# [Written problem]
Search the material for the word "this" and report each line where it turns up.

# [Input material]
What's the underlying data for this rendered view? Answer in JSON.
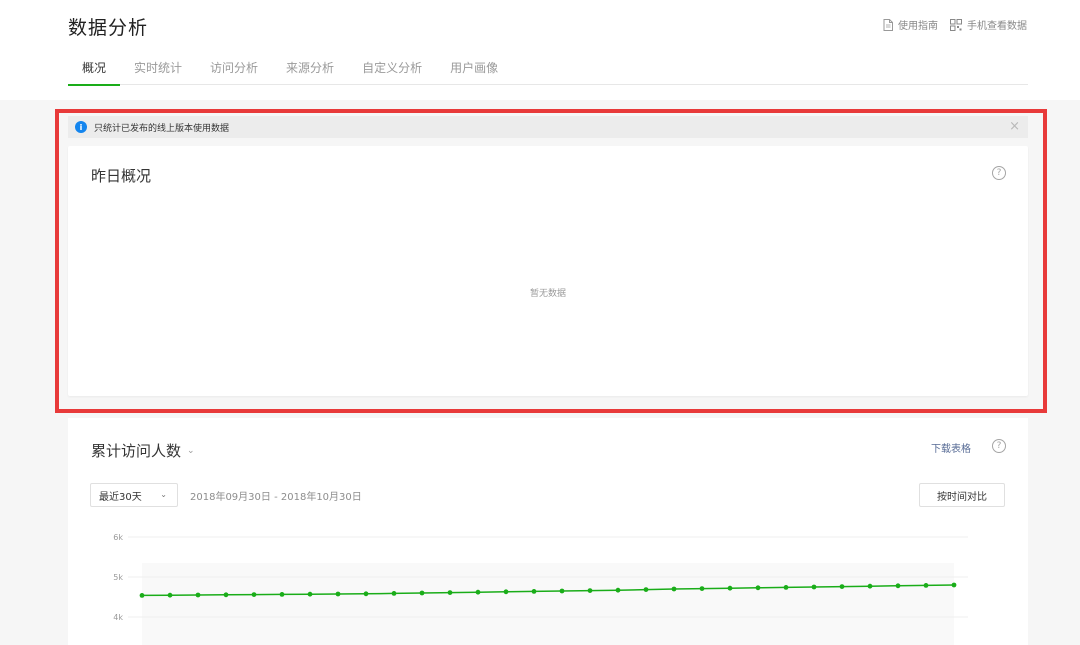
{
  "header": {
    "title": "数据分析",
    "links": [
      {
        "label": "使用指南",
        "icon": "document-icon"
      },
      {
        "label": "手机查看数据",
        "icon": "qr-code-icon"
      }
    ]
  },
  "tabs": [
    {
      "label": "概况",
      "active": true
    },
    {
      "label": "实时统计",
      "active": false
    },
    {
      "label": "访问分析",
      "active": false
    },
    {
      "label": "来源分析",
      "active": false
    },
    {
      "label": "自定义分析",
      "active": false
    },
    {
      "label": "用户画像",
      "active": false
    }
  ],
  "notice": {
    "text": "只统计已发布的线上版本使用数据",
    "icon": "info-icon",
    "close": "×"
  },
  "yesterday": {
    "title": "昨日概况",
    "empty_text": "暂无数据",
    "help": "?"
  },
  "visitors": {
    "title": "累计访问人数",
    "chevron": "⌄",
    "download_label": "下载表格",
    "help": "?",
    "range_select": "最近30天",
    "range_chevron": "⌄",
    "date_range": "2018年09月30日 - 2018年10月30日",
    "compare_label": "按时间对比"
  },
  "colors": {
    "accent": "#1aad19",
    "highlight_border": "#e83a3a",
    "info": "#1485ee",
    "link": "#576b95"
  },
  "chart_data": {
    "type": "line",
    "y_ticks": [
      "6k",
      "5k",
      "4k"
    ],
    "ylim": [
      4000,
      6000
    ],
    "grid": true,
    "series": [
      {
        "values": [
          4540,
          4545,
          4550,
          4555,
          4560,
          4565,
          4570,
          4575,
          4580,
          4590,
          4600,
          4610,
          4620,
          4630,
          4640,
          4650,
          4660,
          4670,
          4685,
          4700,
          4710,
          4720,
          4730,
          4740,
          4750,
          4760,
          4770,
          4780,
          4790,
          4800
        ]
      }
    ]
  }
}
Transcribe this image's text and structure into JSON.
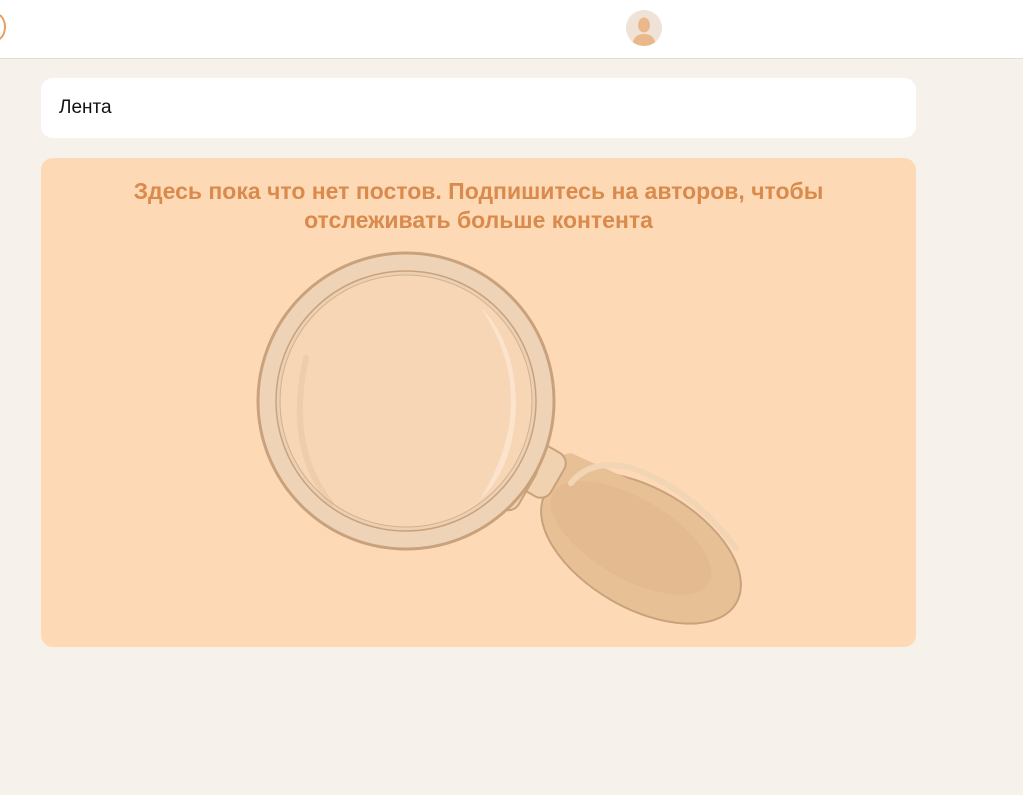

# [Finished exercise]
What's the underlying data for this rendered view? Answer in JSON.
Transcribe this image's text and structure into JSON.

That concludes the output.